### Extracted information ###

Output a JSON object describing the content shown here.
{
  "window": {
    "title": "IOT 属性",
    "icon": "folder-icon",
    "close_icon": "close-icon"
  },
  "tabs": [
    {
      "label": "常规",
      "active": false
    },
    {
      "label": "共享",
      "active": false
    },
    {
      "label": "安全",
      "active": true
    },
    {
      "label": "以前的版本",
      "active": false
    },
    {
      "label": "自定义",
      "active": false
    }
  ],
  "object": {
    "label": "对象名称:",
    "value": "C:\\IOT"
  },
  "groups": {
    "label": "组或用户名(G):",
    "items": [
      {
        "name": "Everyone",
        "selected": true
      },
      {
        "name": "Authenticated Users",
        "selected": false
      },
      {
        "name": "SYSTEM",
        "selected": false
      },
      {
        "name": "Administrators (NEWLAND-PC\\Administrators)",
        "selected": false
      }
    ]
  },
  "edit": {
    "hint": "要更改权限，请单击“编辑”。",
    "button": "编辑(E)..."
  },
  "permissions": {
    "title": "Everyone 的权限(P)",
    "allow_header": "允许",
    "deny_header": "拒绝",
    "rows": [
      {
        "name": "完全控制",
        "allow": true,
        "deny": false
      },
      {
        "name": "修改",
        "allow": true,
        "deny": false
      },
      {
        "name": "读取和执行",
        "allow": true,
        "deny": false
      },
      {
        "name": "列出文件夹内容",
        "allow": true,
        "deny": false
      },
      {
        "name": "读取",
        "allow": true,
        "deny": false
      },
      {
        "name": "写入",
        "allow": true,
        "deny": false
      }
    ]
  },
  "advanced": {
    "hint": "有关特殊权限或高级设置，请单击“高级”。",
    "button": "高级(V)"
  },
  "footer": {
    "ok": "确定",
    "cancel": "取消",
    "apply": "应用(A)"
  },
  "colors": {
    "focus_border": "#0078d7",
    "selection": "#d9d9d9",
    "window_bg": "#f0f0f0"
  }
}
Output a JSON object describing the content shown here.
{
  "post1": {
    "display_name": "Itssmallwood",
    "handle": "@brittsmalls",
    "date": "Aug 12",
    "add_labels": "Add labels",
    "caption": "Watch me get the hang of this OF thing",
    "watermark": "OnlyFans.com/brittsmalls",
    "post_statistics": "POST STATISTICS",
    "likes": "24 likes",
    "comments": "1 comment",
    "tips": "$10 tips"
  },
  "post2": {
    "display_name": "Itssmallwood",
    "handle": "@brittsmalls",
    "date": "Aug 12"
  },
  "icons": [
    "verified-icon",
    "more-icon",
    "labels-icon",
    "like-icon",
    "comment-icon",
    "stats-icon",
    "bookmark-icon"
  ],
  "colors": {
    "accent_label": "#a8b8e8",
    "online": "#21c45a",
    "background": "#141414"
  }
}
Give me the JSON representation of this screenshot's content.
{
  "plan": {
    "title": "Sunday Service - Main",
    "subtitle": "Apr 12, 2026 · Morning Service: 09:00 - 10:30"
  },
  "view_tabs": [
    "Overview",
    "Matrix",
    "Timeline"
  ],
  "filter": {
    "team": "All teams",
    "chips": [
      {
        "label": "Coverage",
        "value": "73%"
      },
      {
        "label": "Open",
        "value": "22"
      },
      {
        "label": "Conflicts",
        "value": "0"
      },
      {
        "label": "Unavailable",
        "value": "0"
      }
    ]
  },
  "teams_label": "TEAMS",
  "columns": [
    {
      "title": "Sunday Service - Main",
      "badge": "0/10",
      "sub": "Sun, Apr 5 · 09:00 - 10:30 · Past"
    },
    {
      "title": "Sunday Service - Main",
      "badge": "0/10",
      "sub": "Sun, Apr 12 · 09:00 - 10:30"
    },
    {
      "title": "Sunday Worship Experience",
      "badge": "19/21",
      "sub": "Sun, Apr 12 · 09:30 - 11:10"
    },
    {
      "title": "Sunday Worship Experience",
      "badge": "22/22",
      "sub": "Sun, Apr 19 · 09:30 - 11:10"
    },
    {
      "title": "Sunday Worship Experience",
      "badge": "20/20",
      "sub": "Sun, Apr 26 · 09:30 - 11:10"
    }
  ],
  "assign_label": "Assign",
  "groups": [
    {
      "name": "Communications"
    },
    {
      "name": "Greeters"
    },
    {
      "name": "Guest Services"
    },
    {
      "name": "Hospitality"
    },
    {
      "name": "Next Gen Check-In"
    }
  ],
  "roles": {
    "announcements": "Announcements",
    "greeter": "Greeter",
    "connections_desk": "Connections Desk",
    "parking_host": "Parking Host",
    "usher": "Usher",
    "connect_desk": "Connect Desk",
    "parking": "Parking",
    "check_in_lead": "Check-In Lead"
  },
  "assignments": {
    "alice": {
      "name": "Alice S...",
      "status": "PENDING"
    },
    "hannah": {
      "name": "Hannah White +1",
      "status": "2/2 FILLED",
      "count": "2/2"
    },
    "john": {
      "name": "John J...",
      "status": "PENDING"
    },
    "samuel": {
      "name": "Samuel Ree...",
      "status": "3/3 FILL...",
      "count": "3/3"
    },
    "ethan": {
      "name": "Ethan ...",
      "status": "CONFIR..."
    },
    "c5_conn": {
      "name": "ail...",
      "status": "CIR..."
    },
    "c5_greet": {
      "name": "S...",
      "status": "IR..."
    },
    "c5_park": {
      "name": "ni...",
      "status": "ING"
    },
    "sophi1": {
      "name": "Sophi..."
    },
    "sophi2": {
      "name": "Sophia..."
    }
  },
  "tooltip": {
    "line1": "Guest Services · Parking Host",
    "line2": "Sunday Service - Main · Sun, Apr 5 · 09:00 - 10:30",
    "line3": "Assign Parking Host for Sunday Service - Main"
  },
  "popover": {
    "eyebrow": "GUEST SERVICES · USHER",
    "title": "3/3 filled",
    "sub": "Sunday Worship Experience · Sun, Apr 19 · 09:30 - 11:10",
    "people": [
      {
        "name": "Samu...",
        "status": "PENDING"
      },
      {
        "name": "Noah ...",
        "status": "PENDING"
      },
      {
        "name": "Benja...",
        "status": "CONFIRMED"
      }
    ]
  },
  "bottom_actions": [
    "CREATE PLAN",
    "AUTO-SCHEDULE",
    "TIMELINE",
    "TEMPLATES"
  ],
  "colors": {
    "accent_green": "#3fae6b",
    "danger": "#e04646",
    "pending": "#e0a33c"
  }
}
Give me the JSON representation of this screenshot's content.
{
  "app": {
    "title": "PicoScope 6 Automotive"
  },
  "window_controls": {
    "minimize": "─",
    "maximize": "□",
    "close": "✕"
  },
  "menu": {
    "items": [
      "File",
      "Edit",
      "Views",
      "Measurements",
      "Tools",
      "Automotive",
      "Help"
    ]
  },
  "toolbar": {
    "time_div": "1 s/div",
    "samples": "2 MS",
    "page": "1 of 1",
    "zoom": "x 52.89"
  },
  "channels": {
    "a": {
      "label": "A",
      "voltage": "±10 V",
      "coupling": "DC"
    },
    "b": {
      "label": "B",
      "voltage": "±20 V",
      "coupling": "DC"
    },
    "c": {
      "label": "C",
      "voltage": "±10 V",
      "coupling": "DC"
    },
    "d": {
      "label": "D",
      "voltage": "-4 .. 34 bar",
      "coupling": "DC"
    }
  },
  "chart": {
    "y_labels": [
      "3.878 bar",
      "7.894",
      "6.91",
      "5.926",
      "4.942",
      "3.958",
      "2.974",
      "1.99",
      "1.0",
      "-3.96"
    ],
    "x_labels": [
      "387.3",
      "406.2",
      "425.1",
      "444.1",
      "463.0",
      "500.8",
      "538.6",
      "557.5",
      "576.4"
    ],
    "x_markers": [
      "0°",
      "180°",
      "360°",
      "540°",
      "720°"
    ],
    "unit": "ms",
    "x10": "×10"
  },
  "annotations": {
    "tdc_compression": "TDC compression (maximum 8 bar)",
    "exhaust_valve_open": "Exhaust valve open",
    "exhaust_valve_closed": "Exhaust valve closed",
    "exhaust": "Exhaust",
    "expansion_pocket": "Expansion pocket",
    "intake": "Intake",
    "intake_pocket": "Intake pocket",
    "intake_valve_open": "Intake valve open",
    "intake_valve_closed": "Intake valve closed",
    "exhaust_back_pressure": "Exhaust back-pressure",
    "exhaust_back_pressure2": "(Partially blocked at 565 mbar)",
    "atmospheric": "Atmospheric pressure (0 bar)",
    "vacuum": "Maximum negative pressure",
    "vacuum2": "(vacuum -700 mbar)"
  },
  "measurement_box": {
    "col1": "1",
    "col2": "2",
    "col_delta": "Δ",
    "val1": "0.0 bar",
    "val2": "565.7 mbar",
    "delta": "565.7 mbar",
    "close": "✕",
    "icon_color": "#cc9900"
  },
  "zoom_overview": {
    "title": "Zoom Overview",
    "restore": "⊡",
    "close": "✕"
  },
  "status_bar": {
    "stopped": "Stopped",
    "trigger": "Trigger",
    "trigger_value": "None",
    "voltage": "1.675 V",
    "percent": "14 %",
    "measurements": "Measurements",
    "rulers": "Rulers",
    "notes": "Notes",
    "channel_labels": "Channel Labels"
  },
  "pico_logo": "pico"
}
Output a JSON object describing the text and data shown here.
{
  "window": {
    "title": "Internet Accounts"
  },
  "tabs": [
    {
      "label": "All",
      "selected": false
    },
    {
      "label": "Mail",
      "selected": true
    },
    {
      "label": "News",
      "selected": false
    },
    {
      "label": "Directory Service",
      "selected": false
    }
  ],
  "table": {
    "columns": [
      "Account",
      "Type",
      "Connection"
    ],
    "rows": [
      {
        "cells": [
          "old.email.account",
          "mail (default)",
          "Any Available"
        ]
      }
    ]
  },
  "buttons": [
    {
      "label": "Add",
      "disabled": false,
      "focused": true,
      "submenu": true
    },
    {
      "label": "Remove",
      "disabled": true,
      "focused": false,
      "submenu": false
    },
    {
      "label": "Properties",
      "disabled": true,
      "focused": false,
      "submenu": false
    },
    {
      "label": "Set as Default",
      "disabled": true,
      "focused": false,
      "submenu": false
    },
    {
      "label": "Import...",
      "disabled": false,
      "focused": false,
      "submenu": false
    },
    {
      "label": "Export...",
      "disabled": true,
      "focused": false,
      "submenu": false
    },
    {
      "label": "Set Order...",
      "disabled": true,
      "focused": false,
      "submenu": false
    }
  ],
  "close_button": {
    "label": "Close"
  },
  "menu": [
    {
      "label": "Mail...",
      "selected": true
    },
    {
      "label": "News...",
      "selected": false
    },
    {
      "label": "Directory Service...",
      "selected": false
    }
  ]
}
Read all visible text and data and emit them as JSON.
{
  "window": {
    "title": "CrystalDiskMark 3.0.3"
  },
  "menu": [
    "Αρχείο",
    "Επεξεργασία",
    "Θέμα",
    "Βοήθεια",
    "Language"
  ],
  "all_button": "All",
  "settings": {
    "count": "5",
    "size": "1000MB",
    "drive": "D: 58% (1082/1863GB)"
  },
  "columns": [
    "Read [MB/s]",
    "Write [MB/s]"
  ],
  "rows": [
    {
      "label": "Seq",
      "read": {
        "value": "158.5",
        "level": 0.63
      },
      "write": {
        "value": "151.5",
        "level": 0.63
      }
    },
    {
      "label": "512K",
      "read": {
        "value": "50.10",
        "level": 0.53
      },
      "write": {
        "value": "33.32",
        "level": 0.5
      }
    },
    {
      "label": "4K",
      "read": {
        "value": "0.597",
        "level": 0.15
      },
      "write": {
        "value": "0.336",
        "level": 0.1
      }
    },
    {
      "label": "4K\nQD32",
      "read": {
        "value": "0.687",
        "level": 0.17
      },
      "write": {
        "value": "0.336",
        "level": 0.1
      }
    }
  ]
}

###

## Exercise directions
Collect every line from the records above that contains the word "Desk".

## Problem solution
    "connections_desk": "Connections Desk",
    "connect_desk": "Connect Desk",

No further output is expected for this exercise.